-- WORK REQUIRED --
The records are to be restated in their entirety, word for word.

-- SUPPLIED MATERIAL --
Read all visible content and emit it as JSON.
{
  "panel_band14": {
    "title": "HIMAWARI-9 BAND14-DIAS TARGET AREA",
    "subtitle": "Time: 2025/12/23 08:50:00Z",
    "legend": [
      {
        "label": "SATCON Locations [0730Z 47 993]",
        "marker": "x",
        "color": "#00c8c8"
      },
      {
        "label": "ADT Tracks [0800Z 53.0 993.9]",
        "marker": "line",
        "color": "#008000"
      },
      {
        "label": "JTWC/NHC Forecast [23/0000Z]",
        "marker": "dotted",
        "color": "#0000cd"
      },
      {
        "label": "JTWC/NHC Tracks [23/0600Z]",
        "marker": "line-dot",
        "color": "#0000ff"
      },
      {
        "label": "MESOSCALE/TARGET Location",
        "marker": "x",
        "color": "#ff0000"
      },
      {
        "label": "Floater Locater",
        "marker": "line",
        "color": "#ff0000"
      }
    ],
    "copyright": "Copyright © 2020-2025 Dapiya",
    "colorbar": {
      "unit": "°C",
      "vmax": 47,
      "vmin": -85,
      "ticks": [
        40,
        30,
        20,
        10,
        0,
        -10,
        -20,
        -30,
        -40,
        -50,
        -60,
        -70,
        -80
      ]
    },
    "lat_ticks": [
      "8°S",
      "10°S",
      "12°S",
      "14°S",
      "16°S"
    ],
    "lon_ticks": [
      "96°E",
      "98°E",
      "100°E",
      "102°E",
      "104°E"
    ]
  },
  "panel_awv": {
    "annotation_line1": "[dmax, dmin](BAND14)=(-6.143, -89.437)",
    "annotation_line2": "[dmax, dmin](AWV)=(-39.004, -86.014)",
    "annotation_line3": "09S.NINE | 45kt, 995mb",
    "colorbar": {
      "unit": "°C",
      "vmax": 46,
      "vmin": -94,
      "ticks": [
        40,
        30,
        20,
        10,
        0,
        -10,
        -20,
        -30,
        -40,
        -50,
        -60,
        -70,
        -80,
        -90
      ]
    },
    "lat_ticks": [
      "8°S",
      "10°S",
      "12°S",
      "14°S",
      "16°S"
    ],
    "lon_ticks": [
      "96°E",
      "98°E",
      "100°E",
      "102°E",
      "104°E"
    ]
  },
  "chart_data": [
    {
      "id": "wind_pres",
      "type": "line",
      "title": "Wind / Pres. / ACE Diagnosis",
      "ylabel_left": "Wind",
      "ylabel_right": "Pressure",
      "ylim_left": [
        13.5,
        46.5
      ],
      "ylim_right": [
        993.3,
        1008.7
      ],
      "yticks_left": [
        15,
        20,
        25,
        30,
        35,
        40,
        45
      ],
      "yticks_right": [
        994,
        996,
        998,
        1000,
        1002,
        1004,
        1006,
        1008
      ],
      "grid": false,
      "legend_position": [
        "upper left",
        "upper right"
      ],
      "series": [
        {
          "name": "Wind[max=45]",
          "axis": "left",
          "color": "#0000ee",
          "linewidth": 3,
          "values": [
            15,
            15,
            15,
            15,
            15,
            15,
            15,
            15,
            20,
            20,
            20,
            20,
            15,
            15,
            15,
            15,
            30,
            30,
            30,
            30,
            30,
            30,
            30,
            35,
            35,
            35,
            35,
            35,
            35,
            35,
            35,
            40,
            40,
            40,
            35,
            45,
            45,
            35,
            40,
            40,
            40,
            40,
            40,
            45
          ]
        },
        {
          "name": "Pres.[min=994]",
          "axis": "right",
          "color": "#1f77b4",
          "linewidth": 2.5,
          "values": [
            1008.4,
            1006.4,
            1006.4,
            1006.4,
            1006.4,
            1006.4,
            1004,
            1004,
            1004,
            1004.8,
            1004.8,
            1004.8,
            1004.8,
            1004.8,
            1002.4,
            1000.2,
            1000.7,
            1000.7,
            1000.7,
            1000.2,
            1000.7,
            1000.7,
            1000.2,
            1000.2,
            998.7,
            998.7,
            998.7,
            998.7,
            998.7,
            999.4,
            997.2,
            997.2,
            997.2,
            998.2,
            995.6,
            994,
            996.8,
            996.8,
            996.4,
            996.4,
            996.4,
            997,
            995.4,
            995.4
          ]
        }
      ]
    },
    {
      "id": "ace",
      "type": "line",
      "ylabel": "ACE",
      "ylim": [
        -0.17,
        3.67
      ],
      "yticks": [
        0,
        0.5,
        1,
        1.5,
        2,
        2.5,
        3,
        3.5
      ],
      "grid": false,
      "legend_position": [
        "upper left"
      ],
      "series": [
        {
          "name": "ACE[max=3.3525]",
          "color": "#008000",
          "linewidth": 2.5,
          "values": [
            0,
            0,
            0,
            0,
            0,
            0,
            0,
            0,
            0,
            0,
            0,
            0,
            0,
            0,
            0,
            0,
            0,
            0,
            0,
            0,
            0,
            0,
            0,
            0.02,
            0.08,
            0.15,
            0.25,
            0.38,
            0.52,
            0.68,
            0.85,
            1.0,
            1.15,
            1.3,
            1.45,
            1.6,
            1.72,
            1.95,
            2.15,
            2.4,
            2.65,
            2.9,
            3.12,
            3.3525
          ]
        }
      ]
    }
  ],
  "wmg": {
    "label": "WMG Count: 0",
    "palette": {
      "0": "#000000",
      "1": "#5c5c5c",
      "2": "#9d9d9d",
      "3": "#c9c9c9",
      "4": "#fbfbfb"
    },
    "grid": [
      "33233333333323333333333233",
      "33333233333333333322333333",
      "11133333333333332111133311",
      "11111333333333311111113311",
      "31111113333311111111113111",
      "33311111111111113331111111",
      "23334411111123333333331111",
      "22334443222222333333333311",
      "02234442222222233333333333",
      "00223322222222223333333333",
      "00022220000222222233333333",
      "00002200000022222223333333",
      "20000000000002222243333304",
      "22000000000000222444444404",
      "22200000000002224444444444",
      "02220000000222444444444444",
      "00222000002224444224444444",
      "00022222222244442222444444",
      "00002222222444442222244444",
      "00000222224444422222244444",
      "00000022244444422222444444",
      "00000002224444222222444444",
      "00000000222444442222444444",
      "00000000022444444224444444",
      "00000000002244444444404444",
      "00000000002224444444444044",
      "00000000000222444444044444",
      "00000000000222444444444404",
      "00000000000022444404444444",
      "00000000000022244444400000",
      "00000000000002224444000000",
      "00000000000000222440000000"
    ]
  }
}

-- SOLUTION BELOW --
Read all visible content and emit it as JSON.
{
  "panel_band14": {
    "title": "HIMAWARI-9 BAND14-DIAS TARGET AREA",
    "subtitle": "Time: 2025/12/23 08:50:00Z",
    "legend": [
      {
        "label": "SATCON Locations [0730Z 47 993]",
        "marker": "x",
        "color": "#00c8c8"
      },
      {
        "label": "ADT Tracks [0800Z 53.0 993.9]",
        "marker": "line",
        "color": "#008000"
      },
      {
        "label": "JTWC/NHC Forecast [23/0000Z]",
        "marker": "dotted",
        "color": "#0000cd"
      },
      {
        "label": "JTWC/NHC Tracks [23/0600Z]",
        "marker": "line-dot",
        "color": "#0000ff"
      },
      {
        "label": "MESOSCALE/TARGET Location",
        "marker": "x",
        "color": "#ff0000"
      },
      {
        "label": "Floater Locater",
        "marker": "line",
        "color": "#ff0000"
      }
    ],
    "copyright": "Copyright © 2020-2025 Dapiya",
    "colorbar": {
      "unit": "°C",
      "vmax": 47,
      "vmin": -85,
      "ticks": [
        40,
        30,
        20,
        10,
        0,
        -10,
        -20,
        -30,
        -40,
        -50,
        -60,
        -70,
        -80
      ]
    },
    "lat_ticks": [
      "8°S",
      "10°S",
      "12°S",
      "14°S",
      "16°S"
    ],
    "lon_ticks": [
      "96°E",
      "98°E",
      "100°E",
      "102°E",
      "104°E"
    ]
  },
  "panel_awv": {
    "annotation_line1": "[dmax, dmin](BAND14)=(-6.143, -89.437)",
    "annotation_line2": "[dmax, dmin](AWV)=(-39.004, -86.014)",
    "annotation_line3": "09S.NINE | 45kt, 995mb",
    "colorbar": {
      "unit": "°C",
      "vmax": 46,
      "vmin": -94,
      "ticks": [
        40,
        30,
        20,
        10,
        0,
        -10,
        -20,
        -30,
        -40,
        -50,
        -60,
        -70,
        -80,
        -90
      ]
    },
    "lat_ticks": [
      "8°S",
      "10°S",
      "12°S",
      "14°S",
      "16°S"
    ],
    "lon_ticks": [
      "96°E",
      "98°E",
      "100°E",
      "102°E",
      "104°E"
    ]
  },
  "chart_data": [
    {
      "id": "wind_pres",
      "type": "line",
      "title": "Wind / Pres. / ACE Diagnosis",
      "ylabel_left": "Wind",
      "ylabel_right": "Pressure",
      "ylim_left": [
        13.5,
        46.5
      ],
      "ylim_right": [
        993.3,
        1008.7
      ],
      "yticks_left": [
        15,
        20,
        25,
        30,
        35,
        40,
        45
      ],
      "yticks_right": [
        994,
        996,
        998,
        1000,
        1002,
        1004,
        1006,
        1008
      ],
      "grid": false,
      "legend_position": [
        "upper left",
        "upper right"
      ],
      "series": [
        {
          "name": "Wind[max=45]",
          "axis": "left",
          "color": "#0000ee",
          "linewidth": 3,
          "values": [
            15,
            15,
            15,
            15,
            15,
            15,
            15,
            15,
            20,
            20,
            20,
            20,
            15,
            15,
            15,
            15,
            30,
            30,
            30,
            30,
            30,
            30,
            30,
            35,
            35,
            35,
            35,
            35,
            35,
            35,
            35,
            40,
            40,
            40,
            35,
            45,
            45,
            35,
            40,
            40,
            40,
            40,
            40,
            45
          ]
        },
        {
          "name": "Pres.[min=994]",
          "axis": "right",
          "color": "#1f77b4",
          "linewidth": 2.5,
          "values": [
            1008.4,
            1006.4,
            1006.4,
            1006.4,
            1006.4,
            1006.4,
            1004,
            1004,
            1004,
            1004.8,
            1004.8,
            1004.8,
            1004.8,
            1004.8,
            1002.4,
            1000.2,
            1000.7,
            1000.7,
            1000.7,
            1000.2,
            1000.7,
            1000.7,
            1000.2,
            1000.2,
            998.7,
            998.7,
            998.7,
            998.7,
            998.7,
            999.4,
            997.2,
            997.2,
            997.2,
            998.2,
            995.6,
            994,
            996.8,
            996.8,
            996.4,
            996.4,
            996.4,
            997,
            995.4,
            995.4
          ]
        }
      ]
    },
    {
      "id": "ace",
      "type": "line",
      "ylabel": "ACE",
      "ylim": [
        -0.17,
        3.67
      ],
      "yticks": [
        0,
        0.5,
        1,
        1.5,
        2,
        2.5,
        3,
        3.5
      ],
      "grid": false,
      "legend_position": [
        "upper left"
      ],
      "series": [
        {
          "name": "ACE[max=3.3525]",
          "color": "#008000",
          "linewidth": 2.5,
          "values": [
            0,
            0,
            0,
            0,
            0,
            0,
            0,
            0,
            0,
            0,
            0,
            0,
            0,
            0,
            0,
            0,
            0,
            0,
            0,
            0,
            0,
            0,
            0,
            0.02,
            0.08,
            0.15,
            0.25,
            0.38,
            0.52,
            0.68,
            0.85,
            1.0,
            1.15,
            1.3,
            1.45,
            1.6,
            1.72,
            1.95,
            2.15,
            2.4,
            2.65,
            2.9,
            3.12,
            3.3525
          ]
        }
      ]
    }
  ],
  "wmg": {
    "label": "WMG Count: 0",
    "palette": {
      "0": "#000000",
      "1": "#5c5c5c",
      "2": "#9d9d9d",
      "3": "#c9c9c9",
      "4": "#fbfbfb"
    },
    "grid": [
      "33233333333323333333333233",
      "33333233333333333322333333",
      "11133333333333332111133311",
      "11111333333333311111113311",
      "31111113333311111111113111",
      "33311111111111113331111111",
      "23334411111123333333331111",
      "22334443222222333333333311",
      "02234442222222233333333333",
      "00223322222222223333333333",
      "00022220000222222233333333",
      "00002200000022222223333333",
      "20000000000002222243333304",
      "22000000000000222444444404",
      "22200000000002224444444444",
      "02220000000222444444444444",
      "00222000002224444224444444",
      "00022222222244442222444444",
      "00002222222444442222244444",
      "00000222224444422222244444",
      "00000022244444422222444444",
      "00000002224444222222444444",
      "00000000222444442222444444",
      "00000000022444444224444444",
      "00000000002244444444404444",
      "00000000002224444444444044",
      "00000000000222444444044444",
      "00000000000222444444444404",
      "00000000000022444404444444",
      "00000000000022244444400000",
      "00000000000002224444000000",
      "00000000000000222440000000"
    ]
  }
}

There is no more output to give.